SOURCE EXTRACT:
[Start]
In the art of the Cartagena brothers at MACLA, there is no painless way to learn the truth

By Ann Elliott Sherman

THE TITLE of their current show at MACLA, Ser ó no Ser/To Be or Not to Be, cuts straight into the existential paradox fueling the art of Carlos and Victor Cartagena--theirs is the freedom that binds. Members of the group of Salvadoran refugee artists known as "Tamo-anchán" (a reference to the Maya's mythological place of origin and concepts of creation out of darkness), the brothers continue to grapple with living in the nowhere zone of an identity founded on unrecoverable losses and unspeakable knowledge.

Fittingly, Carlos' site-specific piece resonates with a question both practical and rhetorical. Closing off the gallery with an "L"-shaped wall topped with jagged broken bottles leaves viewers initially uncertain of their status--inmate or outsider?

A trail of incarnadine fingerprints leads past graffiti reading "Al otro lado del muro son los locos viven" ("Only crazy people live on the other side of the wall"), then turns a corner to a male figure bared of everything save a scraggle of beard. His mouth agape, stained thumb and index finger explaining the source of the trail, the man stands in apparent disbelief over blurred tally marks and the written query "Te acordas?" ("You agree?").
[End]
RECORDED INFORMATION:
[Start]
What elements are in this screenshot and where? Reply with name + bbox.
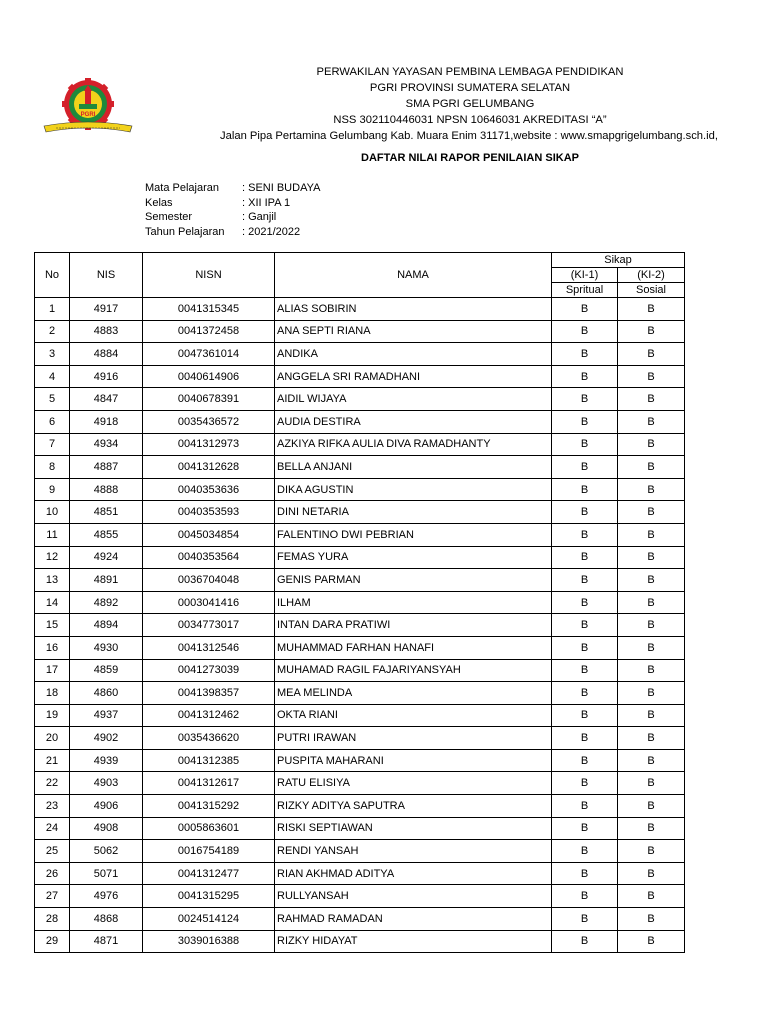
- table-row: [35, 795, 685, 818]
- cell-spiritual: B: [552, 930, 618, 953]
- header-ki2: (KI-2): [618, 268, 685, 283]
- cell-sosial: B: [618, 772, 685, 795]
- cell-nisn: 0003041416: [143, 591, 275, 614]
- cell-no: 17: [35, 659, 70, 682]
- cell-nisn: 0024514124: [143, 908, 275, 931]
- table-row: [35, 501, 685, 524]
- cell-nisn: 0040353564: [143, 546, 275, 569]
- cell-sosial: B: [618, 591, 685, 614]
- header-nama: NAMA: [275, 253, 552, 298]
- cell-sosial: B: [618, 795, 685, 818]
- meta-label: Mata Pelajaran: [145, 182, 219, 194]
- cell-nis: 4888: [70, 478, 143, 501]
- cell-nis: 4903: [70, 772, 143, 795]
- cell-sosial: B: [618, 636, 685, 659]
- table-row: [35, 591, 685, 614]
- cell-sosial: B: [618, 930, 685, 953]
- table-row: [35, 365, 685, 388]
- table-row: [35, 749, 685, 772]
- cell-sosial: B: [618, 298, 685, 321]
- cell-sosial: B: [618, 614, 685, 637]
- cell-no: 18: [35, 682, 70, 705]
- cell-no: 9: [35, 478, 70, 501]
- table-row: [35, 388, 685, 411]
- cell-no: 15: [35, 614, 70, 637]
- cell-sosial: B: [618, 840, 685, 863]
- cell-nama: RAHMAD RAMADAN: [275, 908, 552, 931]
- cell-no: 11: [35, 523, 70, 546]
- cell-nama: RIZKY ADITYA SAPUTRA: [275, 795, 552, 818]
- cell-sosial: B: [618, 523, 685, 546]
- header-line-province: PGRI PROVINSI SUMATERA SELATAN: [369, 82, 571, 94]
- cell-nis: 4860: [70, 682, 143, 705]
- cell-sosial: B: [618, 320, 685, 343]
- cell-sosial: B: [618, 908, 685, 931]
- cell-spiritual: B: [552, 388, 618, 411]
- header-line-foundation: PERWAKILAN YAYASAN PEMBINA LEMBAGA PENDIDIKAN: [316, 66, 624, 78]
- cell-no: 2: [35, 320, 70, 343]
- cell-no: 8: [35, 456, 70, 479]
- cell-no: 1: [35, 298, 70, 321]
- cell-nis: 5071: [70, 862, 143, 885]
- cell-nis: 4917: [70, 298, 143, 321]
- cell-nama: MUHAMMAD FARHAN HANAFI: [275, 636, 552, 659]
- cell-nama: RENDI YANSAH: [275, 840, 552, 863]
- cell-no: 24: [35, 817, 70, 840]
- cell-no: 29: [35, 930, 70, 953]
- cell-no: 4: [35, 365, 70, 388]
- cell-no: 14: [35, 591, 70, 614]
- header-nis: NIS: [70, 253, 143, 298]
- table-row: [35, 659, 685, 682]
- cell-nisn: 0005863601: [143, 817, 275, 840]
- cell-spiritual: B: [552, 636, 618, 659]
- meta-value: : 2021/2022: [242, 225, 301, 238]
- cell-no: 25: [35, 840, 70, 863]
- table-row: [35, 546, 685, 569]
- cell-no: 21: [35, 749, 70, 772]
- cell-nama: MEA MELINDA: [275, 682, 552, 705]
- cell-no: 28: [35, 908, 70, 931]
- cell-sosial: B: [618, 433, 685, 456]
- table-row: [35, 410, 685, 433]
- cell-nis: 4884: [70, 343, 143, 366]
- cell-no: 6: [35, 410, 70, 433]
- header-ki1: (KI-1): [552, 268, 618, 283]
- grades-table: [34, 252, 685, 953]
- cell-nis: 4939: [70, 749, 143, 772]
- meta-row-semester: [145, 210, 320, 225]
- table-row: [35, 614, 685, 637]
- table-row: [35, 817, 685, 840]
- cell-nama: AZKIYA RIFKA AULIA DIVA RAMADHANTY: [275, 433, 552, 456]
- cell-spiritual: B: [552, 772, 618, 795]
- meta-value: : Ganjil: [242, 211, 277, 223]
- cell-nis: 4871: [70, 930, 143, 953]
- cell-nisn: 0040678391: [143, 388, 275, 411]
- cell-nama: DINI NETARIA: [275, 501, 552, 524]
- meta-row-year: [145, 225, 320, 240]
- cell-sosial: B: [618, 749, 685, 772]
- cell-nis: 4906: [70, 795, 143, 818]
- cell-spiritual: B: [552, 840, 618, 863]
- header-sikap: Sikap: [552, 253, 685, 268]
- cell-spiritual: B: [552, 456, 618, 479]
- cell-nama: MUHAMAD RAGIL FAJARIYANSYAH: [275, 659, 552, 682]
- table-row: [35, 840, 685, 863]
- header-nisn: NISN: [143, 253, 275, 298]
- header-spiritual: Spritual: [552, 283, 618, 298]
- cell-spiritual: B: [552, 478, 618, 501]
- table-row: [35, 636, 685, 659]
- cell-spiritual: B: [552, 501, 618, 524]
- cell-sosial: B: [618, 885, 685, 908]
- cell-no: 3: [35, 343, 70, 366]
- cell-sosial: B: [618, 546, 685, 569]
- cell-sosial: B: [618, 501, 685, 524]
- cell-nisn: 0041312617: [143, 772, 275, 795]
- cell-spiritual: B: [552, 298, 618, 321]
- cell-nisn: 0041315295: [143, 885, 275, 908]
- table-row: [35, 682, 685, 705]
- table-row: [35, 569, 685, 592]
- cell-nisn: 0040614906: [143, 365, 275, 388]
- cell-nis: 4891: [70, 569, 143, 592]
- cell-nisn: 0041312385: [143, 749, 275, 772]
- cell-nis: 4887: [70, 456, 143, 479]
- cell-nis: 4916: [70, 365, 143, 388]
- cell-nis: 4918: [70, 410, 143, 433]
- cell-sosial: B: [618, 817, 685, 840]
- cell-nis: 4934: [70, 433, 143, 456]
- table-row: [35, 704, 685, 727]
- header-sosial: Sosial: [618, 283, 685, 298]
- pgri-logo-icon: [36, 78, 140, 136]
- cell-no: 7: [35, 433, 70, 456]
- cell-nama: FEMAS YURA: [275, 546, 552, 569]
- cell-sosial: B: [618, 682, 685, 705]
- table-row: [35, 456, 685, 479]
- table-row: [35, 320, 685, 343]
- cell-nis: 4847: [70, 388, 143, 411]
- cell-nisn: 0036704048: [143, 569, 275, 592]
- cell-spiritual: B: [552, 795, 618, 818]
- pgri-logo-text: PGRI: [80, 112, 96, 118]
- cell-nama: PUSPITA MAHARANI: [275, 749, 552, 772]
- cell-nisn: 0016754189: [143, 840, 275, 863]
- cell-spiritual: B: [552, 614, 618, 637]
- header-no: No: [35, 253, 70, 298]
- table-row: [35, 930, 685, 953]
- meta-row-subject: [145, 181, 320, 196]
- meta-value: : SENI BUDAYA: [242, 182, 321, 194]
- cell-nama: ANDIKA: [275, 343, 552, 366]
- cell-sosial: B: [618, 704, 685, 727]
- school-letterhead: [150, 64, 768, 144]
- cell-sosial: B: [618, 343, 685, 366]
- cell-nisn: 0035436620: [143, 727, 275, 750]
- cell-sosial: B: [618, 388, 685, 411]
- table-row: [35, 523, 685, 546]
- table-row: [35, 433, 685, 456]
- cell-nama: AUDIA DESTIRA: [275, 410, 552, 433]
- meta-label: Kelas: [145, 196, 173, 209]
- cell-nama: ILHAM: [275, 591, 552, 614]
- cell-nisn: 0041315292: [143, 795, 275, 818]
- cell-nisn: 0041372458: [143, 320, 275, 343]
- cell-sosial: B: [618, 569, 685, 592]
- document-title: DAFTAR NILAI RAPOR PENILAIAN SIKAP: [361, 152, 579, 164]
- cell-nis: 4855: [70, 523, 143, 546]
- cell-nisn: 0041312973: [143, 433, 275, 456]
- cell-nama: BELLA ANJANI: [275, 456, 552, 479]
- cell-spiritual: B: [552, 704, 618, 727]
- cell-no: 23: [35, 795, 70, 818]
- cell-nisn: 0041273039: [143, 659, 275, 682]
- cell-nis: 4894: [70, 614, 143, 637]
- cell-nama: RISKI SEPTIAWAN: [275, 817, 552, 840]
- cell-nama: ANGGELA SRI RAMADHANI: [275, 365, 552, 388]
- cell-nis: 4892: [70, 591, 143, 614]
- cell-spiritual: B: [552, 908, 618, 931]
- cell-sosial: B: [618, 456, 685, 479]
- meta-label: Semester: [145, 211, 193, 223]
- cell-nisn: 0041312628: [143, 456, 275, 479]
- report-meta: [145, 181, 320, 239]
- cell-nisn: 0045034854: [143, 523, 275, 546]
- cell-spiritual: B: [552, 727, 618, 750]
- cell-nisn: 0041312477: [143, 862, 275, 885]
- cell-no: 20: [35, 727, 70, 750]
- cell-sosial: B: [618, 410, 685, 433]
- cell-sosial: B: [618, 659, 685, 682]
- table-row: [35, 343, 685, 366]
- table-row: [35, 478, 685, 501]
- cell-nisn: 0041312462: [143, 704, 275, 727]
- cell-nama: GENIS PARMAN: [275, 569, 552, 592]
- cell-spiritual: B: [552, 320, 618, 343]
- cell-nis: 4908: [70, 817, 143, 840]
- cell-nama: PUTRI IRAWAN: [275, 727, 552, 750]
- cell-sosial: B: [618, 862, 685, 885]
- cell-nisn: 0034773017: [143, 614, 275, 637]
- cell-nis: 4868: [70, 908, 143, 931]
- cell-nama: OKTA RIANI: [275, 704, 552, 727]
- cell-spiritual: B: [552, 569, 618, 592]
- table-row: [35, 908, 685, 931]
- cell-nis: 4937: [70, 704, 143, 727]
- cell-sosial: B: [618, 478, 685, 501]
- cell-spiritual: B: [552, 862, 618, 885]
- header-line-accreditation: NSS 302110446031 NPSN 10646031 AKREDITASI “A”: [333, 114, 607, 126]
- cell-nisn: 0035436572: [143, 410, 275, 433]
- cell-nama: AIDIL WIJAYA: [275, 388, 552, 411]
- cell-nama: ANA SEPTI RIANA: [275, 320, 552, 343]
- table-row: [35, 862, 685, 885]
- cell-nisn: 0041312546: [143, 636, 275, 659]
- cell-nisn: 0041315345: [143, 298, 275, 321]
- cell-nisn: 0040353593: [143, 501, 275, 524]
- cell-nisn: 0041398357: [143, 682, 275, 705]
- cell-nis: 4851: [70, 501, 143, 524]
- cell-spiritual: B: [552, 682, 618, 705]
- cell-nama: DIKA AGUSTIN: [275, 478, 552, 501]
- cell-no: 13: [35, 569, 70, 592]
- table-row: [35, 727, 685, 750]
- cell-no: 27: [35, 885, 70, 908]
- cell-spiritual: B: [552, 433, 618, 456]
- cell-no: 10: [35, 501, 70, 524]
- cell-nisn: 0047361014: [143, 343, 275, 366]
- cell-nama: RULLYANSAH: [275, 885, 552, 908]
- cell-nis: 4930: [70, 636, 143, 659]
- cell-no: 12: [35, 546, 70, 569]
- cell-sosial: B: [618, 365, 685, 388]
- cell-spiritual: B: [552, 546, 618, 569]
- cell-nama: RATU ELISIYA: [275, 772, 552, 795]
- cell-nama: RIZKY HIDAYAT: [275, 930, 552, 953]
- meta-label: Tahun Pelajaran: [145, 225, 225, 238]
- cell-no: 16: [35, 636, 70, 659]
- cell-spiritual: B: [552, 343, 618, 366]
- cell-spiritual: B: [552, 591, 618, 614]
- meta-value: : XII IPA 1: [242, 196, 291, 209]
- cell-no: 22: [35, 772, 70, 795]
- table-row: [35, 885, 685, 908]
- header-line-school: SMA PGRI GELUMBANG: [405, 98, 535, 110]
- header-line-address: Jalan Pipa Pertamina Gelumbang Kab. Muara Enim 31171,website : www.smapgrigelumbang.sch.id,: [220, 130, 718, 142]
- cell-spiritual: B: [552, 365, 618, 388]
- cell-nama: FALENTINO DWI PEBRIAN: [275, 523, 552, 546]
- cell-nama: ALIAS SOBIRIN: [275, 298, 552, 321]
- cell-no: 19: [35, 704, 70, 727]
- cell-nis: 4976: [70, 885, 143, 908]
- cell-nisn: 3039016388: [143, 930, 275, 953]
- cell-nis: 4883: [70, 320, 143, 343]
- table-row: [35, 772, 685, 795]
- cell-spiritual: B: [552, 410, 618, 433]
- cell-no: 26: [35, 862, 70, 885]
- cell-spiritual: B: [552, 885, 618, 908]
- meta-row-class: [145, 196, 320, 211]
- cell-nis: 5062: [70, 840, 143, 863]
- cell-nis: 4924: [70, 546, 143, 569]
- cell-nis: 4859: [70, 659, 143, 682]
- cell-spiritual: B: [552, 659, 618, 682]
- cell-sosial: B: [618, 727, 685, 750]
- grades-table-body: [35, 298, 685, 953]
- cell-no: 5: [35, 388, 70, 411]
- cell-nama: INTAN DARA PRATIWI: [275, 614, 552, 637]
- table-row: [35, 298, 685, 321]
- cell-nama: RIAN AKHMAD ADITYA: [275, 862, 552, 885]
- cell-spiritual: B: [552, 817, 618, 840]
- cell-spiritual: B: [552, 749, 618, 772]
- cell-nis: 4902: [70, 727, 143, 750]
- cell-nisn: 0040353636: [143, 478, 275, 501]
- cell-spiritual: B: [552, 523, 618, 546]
[End]
[Start]
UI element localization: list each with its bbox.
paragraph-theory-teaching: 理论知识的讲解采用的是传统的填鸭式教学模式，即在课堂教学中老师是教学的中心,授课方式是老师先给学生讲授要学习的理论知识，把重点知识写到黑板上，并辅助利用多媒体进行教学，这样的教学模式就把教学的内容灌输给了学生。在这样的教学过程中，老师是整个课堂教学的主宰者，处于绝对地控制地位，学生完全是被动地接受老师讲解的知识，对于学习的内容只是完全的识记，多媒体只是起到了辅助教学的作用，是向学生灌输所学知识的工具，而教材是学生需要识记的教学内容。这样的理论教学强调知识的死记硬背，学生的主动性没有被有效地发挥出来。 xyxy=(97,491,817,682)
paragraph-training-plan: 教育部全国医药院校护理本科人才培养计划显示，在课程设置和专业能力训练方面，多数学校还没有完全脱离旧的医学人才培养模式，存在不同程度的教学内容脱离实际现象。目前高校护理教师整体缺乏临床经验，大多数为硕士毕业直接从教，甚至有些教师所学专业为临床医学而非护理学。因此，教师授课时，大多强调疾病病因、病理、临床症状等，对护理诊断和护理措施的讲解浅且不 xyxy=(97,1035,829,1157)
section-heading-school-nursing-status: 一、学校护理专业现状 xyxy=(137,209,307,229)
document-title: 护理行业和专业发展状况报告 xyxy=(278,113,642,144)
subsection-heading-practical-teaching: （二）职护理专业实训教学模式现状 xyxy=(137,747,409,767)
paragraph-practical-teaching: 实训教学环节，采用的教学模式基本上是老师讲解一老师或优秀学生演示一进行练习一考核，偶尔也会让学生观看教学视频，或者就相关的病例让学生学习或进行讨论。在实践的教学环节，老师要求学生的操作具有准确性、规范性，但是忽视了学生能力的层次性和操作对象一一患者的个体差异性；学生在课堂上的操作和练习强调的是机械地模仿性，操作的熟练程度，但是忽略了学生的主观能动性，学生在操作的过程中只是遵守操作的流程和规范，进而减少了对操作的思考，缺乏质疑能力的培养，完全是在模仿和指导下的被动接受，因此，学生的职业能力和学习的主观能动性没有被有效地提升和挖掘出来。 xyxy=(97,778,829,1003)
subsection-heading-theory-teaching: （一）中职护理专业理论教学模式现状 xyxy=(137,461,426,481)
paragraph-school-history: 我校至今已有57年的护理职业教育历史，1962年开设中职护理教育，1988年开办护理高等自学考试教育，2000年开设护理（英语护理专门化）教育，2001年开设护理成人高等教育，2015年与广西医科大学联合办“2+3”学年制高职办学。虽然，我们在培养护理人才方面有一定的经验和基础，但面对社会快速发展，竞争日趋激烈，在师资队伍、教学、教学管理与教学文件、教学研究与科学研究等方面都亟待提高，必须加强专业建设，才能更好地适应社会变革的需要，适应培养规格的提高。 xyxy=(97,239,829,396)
[End]
WHAT IS ASKED:
- A) Answer these from the MACLA review:
(i) What is the title of the Cartagena brothers' current show at MACLA?
(ii) What is the group of Salvadoran refugee artists that the brothers belong to called?
(iii) What tops the "L"-shaped wall in Carlos' piece?
- B) In the MACLA review, swap "brothers" for "siblings" and write out the passage that begins at the words "In the art of" and stops after "and unspeakable knowledge.".
The entries have nothing to do with what comes next.

FINAL RESULTS:
- A)
(i) Ser ó no Ser/To Be or Not to Be
(ii) "Tamo-anchán"
(iii) Jagged broken bottles

- B)
In the art of the Cartagena siblings at MACLA, there is no painless way to learn the truth

By Ann Elliott Sherman

THE TITLE of their current show at MACLA, Ser ó no Ser/To Be or Not to Be, cuts straight into the existential paradox fueling the art of Carlos and Victor Cartagena--theirs is the freedom that binds. Members of the group of Salvadoran refugee artists known as "Tamo-anchán" (a reference to the Maya's mythological place of origin and concepts of creation out of darkness), the siblings continue to grapple with living in the nowhere zone of an identity founded on unrecoverable losses and unspeakable knowledge.